PROMPT:
Extract every line of the items below and reproduce each one without any change.

DATASET EXCERPTS:

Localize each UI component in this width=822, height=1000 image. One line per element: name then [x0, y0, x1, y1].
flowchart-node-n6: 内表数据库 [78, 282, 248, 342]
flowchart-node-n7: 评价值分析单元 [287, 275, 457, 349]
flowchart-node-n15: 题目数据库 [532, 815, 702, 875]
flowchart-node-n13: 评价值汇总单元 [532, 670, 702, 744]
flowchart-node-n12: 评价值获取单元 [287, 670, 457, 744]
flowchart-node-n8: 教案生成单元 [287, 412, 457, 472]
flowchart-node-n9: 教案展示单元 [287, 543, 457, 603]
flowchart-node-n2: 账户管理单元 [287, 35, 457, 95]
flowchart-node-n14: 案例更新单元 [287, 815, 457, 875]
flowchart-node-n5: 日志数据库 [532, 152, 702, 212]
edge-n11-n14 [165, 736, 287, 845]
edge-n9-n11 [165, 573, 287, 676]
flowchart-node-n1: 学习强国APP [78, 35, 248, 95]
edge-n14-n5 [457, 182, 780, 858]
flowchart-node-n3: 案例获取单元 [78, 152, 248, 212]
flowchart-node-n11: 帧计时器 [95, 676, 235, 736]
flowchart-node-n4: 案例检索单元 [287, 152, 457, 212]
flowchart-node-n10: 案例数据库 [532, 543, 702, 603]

CORRECT ANSWER:
Localize each UI component in this width=822, height=1000 image. One line per element: name then [x0, y0, x1, y1].
flowchart-node-n6: 内表数据库 [78, 282, 248, 342]
flowchart-node-n7: 评价值分析单元 [287, 275, 457, 349]
flowchart-node-n15: 题目数据库 [532, 815, 702, 875]
flowchart-node-n13: 评价值汇总单元 [532, 670, 702, 744]
flowchart-node-n12: 评价值获取单元 [287, 670, 457, 744]
flowchart-node-n8: 教案生成单元 [287, 412, 457, 472]
flowchart-node-n9: 教案展示单元 [287, 543, 457, 603]
flowchart-node-n2: 账户管理单元 [287, 35, 457, 95]
flowchart-node-n14: 案例更新单元 [287, 815, 457, 875]
flowchart-node-n5: 日志数据库 [532, 152, 702, 212]
edge-n11-n14 [165, 736, 287, 845]
edge-n9-n11 [165, 573, 287, 676]
flowchart-node-n1: 学习强国APP [78, 35, 248, 95]
edge-n14-n5 [457, 182, 780, 858]
flowchart-node-n3: 案例获取单元 [78, 152, 248, 212]
flowchart-node-n11: 帧计时器 [95, 676, 235, 736]
flowchart-node-n4: 案例检索单元 [287, 152, 457, 212]
flowchart-node-n10: 案例数据库 [532, 543, 702, 603]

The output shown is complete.